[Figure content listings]
---

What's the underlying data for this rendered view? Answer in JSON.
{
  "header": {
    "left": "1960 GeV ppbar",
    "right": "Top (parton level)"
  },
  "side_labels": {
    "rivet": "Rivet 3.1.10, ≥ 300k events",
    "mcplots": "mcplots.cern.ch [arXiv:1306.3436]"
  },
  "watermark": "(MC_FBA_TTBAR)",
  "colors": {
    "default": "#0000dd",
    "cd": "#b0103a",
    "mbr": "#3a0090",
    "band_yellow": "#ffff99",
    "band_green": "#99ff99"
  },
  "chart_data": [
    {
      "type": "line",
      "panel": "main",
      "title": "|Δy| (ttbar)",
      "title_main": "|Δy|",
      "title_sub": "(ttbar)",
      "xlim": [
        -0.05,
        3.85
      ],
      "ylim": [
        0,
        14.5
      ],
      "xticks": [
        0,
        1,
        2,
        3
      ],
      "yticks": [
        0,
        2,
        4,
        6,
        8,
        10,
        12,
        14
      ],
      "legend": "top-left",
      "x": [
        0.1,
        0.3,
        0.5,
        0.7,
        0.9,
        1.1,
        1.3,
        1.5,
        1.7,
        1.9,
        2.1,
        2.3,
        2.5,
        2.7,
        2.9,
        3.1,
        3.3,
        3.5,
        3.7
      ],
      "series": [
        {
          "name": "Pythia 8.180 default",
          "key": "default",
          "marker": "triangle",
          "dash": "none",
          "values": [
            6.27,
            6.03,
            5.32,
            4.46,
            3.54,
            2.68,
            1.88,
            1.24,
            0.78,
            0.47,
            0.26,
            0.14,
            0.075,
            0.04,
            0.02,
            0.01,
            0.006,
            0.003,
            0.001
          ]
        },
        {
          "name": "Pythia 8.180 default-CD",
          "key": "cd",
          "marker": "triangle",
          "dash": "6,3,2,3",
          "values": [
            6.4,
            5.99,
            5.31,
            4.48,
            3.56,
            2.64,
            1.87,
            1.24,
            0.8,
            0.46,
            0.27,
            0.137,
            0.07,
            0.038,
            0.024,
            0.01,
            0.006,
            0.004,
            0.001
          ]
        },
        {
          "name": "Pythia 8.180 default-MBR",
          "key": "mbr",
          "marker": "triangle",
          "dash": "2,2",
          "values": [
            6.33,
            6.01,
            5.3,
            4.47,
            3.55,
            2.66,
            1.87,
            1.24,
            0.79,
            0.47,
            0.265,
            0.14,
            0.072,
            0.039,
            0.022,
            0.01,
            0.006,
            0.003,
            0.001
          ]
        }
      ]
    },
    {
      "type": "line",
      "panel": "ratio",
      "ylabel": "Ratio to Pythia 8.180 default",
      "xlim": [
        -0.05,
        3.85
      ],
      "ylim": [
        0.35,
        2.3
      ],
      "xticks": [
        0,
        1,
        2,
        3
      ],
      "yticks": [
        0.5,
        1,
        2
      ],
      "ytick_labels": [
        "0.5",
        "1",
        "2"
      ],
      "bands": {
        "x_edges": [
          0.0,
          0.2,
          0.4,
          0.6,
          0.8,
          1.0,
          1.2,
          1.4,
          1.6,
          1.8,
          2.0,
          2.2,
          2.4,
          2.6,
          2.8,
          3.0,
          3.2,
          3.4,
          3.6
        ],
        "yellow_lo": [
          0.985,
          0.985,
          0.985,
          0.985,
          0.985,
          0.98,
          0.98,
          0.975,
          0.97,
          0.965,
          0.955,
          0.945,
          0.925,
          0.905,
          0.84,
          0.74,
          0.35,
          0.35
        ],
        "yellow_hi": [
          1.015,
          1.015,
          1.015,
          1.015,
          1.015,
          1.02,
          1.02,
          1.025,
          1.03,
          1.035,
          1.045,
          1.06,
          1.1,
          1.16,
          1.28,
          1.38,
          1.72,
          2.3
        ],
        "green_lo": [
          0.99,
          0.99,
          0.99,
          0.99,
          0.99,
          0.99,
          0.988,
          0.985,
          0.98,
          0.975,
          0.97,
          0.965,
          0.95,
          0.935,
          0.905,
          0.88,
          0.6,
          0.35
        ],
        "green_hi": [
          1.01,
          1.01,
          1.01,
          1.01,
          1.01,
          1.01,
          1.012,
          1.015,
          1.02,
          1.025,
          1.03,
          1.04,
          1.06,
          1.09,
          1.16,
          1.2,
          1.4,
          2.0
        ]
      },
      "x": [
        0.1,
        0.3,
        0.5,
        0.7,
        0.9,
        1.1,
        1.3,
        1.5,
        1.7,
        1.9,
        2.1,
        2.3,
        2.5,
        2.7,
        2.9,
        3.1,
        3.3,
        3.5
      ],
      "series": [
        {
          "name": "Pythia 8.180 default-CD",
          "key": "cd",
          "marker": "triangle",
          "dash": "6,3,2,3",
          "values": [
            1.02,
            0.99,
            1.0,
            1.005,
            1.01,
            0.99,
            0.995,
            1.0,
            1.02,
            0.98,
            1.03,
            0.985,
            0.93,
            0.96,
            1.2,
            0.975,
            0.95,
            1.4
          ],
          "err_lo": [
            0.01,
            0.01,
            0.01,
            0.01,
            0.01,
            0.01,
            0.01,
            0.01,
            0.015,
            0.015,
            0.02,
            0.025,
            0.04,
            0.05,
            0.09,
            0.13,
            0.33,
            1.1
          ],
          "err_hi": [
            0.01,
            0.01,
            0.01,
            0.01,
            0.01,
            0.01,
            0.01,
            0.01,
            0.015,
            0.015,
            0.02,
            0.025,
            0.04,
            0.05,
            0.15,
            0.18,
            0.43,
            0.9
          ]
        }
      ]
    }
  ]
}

---

■ GIVEN INSTRUCTION: Quote the whole listing above, leaving nothing out.

■ EXPECTED ANSWER:
What's the underlying data for this rendered view? Answer in JSON.
{
  "header": {
    "left": "1960 GeV ppbar",
    "right": "Top (parton level)"
  },
  "side_labels": {
    "rivet": "Rivet 3.1.10, ≥ 300k events",
    "mcplots": "mcplots.cern.ch [arXiv:1306.3436]"
  },
  "watermark": "(MC_FBA_TTBAR)",
  "colors": {
    "default": "#0000dd",
    "cd": "#b0103a",
    "mbr": "#3a0090",
    "band_yellow": "#ffff99",
    "band_green": "#99ff99"
  },
  "chart_data": [
    {
      "type": "line",
      "panel": "main",
      "title": "|Δy| (ttbar)",
      "title_main": "|Δy|",
      "title_sub": "(ttbar)",
      "xlim": [
        -0.05,
        3.85
      ],
      "ylim": [
        0,
        14.5
      ],
      "xticks": [
        0,
        1,
        2,
        3
      ],
      "yticks": [
        0,
        2,
        4,
        6,
        8,
        10,
        12,
        14
      ],
      "legend": "top-left",
      "x": [
        0.1,
        0.3,
        0.5,
        0.7,
        0.9,
        1.1,
        1.3,
        1.5,
        1.7,
        1.9,
        2.1,
        2.3,
        2.5,
        2.7,
        2.9,
        3.1,
        3.3,
        3.5,
        3.7
      ],
      "series": [
        {
          "name": "Pythia 8.180 default",
          "key": "default",
          "marker": "triangle",
          "dash": "none",
          "values": [
            6.27,
            6.03,
            5.32,
            4.46,
            3.54,
            2.68,
            1.88,
            1.24,
            0.78,
            0.47,
            0.26,
            0.14,
            0.075,
            0.04,
            0.02,
            0.01,
            0.006,
            0.003,
            0.001
          ]
        },
        {
          "name": "Pythia 8.180 default-CD",
          "key": "cd",
          "marker": "triangle",
          "dash": "6,3,2,3",
          "values": [
            6.4,
            5.99,
            5.31,
            4.48,
            3.56,
            2.64,
            1.87,
            1.24,
            0.8,
            0.46,
            0.27,
            0.137,
            0.07,
            0.038,
            0.024,
            0.01,
            0.006,
            0.004,
            0.001
          ]
        },
        {
          "name": "Pythia 8.180 default-MBR",
          "key": "mbr",
          "marker": "triangle",
          "dash": "2,2",
          "values": [
            6.33,
            6.01,
            5.3,
            4.47,
            3.55,
            2.66,
            1.87,
            1.24,
            0.79,
            0.47,
            0.265,
            0.14,
            0.072,
            0.039,
            0.022,
            0.01,
            0.006,
            0.003,
            0.001
          ]
        }
      ]
    },
    {
      "type": "line",
      "panel": "ratio",
      "ylabel": "Ratio to Pythia 8.180 default",
      "xlim": [
        -0.05,
        3.85
      ],
      "ylim": [
        0.35,
        2.3
      ],
      "xticks": [
        0,
        1,
        2,
        3
      ],
      "yticks": [
        0.5,
        1,
        2
      ],
      "ytick_labels": [
        "0.5",
        "1",
        "2"
      ],
      "bands": {
        "x_edges": [
          0.0,
          0.2,
          0.4,
          0.6,
          0.8,
          1.0,
          1.2,
          1.4,
          1.6,
          1.8,
          2.0,
          2.2,
          2.4,
          2.6,
          2.8,
          3.0,
          3.2,
          3.4,
          3.6
        ],
        "yellow_lo": [
          0.985,
          0.985,
          0.985,
          0.985,
          0.985,
          0.98,
          0.98,
          0.975,
          0.97,
          0.965,
          0.955,
          0.945,
          0.925,
          0.905,
          0.84,
          0.74,
          0.35,
          0.35
        ],
        "yellow_hi": [
          1.015,
          1.015,
          1.015,
          1.015,
          1.015,
          1.02,
          1.02,
          1.025,
          1.03,
          1.035,
          1.045,
          1.06,
          1.1,
          1.16,
          1.28,
          1.38,
          1.72,
          2.3
        ],
        "green_lo": [
          0.99,
          0.99,
          0.99,
          0.99,
          0.99,
          0.99,
          0.988,
          0.985,
          0.98,
          0.975,
          0.97,
          0.965,
          0.95,
          0.935,
          0.905,
          0.88,
          0.6,
          0.35
        ],
        "green_hi": [
          1.01,
          1.01,
          1.01,
          1.01,
          1.01,
          1.01,
          1.012,
          1.015,
          1.02,
          1.025,
          1.03,
          1.04,
          1.06,
          1.09,
          1.16,
          1.2,
          1.4,
          2.0
        ]
      },
      "x": [
        0.1,
        0.3,
        0.5,
        0.7,
        0.9,
        1.1,
        1.3,
        1.5,
        1.7,
        1.9,
        2.1,
        2.3,
        2.5,
        2.7,
        2.9,
        3.1,
        3.3,
        3.5
      ],
      "series": [
        {
          "name": "Pythia 8.180 default-CD",
          "key": "cd",
          "marker": "triangle",
          "dash": "6,3,2,3",
          "values": [
            1.02,
            0.99,
            1.0,
            1.005,
            1.01,
            0.99,
            0.995,
            1.0,
            1.02,
            0.98,
            1.03,
            0.985,
            0.93,
            0.96,
            1.2,
            0.975,
            0.95,
            1.4
          ],
          "err_lo": [
            0.01,
            0.01,
            0.01,
            0.01,
            0.01,
            0.01,
            0.01,
            0.01,
            0.015,
            0.015,
            0.02,
            0.025,
            0.04,
            0.05,
            0.09,
            0.13,
            0.33,
            1.1
          ],
          "err_hi": [
            0.01,
            0.01,
            0.01,
            0.01,
            0.01,
            0.01,
            0.01,
            0.01,
            0.015,
            0.015,
            0.02,
            0.025,
            0.04,
            0.05,
            0.15,
            0.18,
            0.43,
            0.9
          ]
        }
      ]
    }
  ]
}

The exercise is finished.